Obrimus quadratipes

Scientific classification
- Kingdom: Animalia
- Phylum: Arthropoda
- Clade: Pancrustacea
- Class: Insecta
- Order: Phasmatodea
- Family: Heteropterygidae
- Subfamily: Obriminae
- Tribe: Obrimini
- Genus: Obrimus
- Species: O. quadratipes
- Binomial name: Obrimus quadratipes Bolívar, 1890
- Synonyms: Brasidas quadratipes (Bolívar, 1890);

= Obrimus quadratipes =

- Genus: Obrimus
- Species: quadratipes
- Authority: Bolívar, 1890
- Synonyms: Brasidas quadratipes (Bolívar, 1890)

Species of stick insect

Obrimus quadratipes is a stick insect species from the family of Heteropterygidae native to the Philippine island of Luzon.

== Description ==
Obrimus quadratipes is so far only known from two male specimens, namely the juvenile lectotype and an adult male in the collection of the National Museum of Natural History, France (MNHN) in Paris. In these specimens too, the slits in the slits in the metasternum (metasternal pseudoforamina) typical of the genus Obrimus are very narrow and barely recognizable. The juvenile lectotype is 42 mm long, the adult male 64 mm long. In contrast to all other males of the genus known to date, those of Obrimus quadratipes do not have any spines on the second to fourth tergum of the abdomen. There are eight spines on the head. A large pair of spines can be found on the posterior edge of the pronotum. On the anterior edge of the mesonotum is a smaller pair of spines, in its middle is a barely noticeable or missing pair, and on its posterior edge there is another pair of spines just as large as the one on the pronotum. The pair of spines on the posterior edge of the metanotum is just as large. The metapleurae are very spiny. In contrast to Obrimus mesoplatus, Obrimus quadratipes lacks both the prominent, central pair of spines on the mesonotum, as well as the spines on the anterior and the triangular lobes on the posterior abdominal segments.

== Occurrence ==
In the first description, only the Philippines, Mazareddo, is mentioned as the type locality, with Mazareddo presumably being the collector of the described specimen. Since the genus is so far only known from Luzon, more recent works assume that Obrimus quadratipes is also endemic there.

== Taxonomy ==
Ignacio Bolívar described the species in 1890 as Obrimus quadratipes on a juvenile male that had meanwhile been deposited as a lectotype in the Museo Nacional de Ciencias Naturales in Madrid. This made the species, along with Obrimus bufo, the only representative of the genus Obrimus established by Carl Stål in 1875. Obrimus mesoplatus, which had already been described in 1848 as Phasma (Acanthoderus) mesoplatus, was still listed in the genus Dares at that time.

In 1906, Josef Redtenbacher supplemented Bolívar's description by adding features of a second specimen to the description, namely a 64 mm long male, which is obviously the male deposited in the National Museum of Natural History in Paris.

James Abram Garfield Rehn and his son John William Holman Rehn transferred Obrimus quadratipes to the genus Brasidas in 1939. Frank H. Hennemann transferred the species back to the genus Obrimus in 2023 due to the slit-shaped depressions in the metasternum, since its transfer to the genus Brasidas by Rehn and Rehn was based on incorrectly identified material.

## About this exercise:
Write out everything in the stick insect article from "In 1906, Josef" down to "incorrectly identified material.", word for word. The items after this point come from a different source than the stick insect article.

## Given entries:
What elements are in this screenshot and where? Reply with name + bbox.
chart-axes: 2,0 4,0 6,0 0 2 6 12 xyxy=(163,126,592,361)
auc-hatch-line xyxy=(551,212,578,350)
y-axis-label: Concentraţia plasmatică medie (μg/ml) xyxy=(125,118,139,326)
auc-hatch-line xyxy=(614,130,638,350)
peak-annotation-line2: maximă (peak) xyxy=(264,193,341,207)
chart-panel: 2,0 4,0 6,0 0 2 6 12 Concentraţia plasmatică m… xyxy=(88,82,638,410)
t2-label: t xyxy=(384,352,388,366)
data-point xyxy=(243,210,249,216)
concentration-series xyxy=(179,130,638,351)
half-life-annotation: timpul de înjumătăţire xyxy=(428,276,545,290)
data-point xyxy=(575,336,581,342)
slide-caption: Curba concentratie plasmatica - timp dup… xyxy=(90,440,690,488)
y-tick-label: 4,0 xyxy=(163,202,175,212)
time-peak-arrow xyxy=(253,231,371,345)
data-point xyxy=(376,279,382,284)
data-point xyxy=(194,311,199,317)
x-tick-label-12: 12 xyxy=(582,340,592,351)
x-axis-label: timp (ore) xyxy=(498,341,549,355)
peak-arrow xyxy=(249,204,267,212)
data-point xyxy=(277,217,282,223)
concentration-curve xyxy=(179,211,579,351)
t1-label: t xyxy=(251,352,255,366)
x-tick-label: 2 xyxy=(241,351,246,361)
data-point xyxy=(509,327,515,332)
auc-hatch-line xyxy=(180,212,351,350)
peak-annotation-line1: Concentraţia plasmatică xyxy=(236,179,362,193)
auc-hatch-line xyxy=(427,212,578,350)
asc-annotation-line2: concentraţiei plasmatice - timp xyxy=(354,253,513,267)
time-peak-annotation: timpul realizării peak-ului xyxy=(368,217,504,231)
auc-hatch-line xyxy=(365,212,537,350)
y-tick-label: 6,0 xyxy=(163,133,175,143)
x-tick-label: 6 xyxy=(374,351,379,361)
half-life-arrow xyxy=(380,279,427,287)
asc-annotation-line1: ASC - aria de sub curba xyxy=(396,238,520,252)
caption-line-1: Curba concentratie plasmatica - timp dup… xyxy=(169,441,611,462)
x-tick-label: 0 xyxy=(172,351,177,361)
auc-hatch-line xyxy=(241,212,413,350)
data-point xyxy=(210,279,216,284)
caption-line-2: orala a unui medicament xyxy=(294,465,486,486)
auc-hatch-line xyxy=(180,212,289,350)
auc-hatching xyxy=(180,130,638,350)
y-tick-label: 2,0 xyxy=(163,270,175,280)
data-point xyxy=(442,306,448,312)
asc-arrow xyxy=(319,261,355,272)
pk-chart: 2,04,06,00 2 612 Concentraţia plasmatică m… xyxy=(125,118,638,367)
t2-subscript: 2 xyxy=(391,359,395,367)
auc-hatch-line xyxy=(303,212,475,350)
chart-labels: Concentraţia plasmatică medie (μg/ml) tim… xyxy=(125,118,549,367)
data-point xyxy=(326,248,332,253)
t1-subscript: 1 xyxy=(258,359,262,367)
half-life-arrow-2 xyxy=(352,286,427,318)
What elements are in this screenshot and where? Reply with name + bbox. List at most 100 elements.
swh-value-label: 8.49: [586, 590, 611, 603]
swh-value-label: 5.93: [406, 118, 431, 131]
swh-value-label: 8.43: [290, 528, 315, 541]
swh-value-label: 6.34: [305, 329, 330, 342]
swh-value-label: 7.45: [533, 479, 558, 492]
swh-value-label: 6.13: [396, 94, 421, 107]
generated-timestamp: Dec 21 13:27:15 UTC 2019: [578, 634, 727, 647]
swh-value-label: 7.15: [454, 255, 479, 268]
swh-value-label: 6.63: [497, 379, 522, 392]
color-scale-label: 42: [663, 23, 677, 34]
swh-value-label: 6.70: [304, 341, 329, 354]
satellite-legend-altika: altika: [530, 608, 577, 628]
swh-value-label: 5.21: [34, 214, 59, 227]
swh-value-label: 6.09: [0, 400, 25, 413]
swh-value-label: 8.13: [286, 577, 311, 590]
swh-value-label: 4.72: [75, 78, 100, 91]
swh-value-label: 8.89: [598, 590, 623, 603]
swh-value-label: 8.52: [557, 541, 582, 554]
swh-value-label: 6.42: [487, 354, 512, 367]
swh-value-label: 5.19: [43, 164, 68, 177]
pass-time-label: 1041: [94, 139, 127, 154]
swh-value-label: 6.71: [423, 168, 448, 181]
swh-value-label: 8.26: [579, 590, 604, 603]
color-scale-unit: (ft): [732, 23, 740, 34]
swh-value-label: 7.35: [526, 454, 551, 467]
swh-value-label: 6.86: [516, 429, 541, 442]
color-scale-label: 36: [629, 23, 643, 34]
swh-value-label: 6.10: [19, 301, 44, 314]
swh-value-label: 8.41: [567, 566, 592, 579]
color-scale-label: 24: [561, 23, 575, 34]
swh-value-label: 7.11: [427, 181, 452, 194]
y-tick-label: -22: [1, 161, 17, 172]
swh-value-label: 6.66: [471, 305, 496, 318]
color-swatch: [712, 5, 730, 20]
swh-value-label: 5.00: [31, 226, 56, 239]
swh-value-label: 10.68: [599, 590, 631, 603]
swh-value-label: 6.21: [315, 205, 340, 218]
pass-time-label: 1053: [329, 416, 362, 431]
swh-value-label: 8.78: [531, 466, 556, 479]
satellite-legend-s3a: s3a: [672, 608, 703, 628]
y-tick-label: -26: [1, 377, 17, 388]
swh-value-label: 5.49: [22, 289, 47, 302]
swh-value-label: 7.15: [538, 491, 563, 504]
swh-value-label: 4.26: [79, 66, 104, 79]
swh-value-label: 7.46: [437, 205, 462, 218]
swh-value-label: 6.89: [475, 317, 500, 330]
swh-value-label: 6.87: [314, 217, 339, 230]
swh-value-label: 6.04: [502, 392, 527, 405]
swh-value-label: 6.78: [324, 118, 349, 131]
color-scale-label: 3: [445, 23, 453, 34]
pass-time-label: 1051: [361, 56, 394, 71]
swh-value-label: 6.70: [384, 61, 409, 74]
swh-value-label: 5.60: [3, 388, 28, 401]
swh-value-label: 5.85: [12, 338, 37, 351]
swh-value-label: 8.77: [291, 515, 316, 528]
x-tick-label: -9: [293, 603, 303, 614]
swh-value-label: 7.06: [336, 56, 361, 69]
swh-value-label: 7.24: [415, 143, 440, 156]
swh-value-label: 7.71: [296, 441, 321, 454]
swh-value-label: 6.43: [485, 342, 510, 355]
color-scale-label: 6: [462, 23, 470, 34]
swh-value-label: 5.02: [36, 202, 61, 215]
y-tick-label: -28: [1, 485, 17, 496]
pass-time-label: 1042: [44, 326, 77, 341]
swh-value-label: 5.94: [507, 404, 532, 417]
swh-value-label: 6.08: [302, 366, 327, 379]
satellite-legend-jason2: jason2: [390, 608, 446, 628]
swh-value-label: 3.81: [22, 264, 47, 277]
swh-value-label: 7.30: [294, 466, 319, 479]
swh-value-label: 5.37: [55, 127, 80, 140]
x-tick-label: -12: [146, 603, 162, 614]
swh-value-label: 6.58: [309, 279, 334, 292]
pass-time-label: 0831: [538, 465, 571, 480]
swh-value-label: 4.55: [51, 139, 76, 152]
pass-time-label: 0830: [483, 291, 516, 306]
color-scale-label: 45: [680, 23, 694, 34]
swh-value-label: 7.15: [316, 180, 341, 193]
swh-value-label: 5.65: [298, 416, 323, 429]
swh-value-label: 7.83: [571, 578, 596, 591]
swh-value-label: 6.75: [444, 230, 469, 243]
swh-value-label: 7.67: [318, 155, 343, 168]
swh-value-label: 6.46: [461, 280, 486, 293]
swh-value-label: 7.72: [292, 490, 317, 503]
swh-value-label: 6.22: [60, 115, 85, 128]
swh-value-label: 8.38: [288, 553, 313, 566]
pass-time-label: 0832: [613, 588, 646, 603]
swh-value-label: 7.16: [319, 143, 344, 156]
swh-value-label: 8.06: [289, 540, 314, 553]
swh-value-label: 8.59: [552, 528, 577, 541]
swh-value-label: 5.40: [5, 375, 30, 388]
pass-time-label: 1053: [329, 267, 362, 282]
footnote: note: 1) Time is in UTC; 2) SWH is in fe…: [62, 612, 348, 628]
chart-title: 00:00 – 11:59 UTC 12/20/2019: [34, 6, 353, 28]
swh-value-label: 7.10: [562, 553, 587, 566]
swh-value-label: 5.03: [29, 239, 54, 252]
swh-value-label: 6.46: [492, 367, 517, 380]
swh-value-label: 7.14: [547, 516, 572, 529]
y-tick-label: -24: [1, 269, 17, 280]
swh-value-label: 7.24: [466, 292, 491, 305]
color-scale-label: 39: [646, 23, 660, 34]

## Worked solution:
In 1906, Josef Redtenbacher supplemented Bolívar's description by adding features of a second specimen to the description, namely a 64 mm long male, which is obviously the male deposited in the National Museum of Natural History in Paris.

James Abram Garfield Rehn and his son John William Holman Rehn transferred Obrimus quadratipes to the genus Brasidas in 1939. Frank H. Hennemann transferred the species back to the genus Obrimus in 2023 due to the slit-shaped depressions in the metasternum, since its transfer to the genus Brasidas by Rehn and Rehn was based on incorrectly identified material.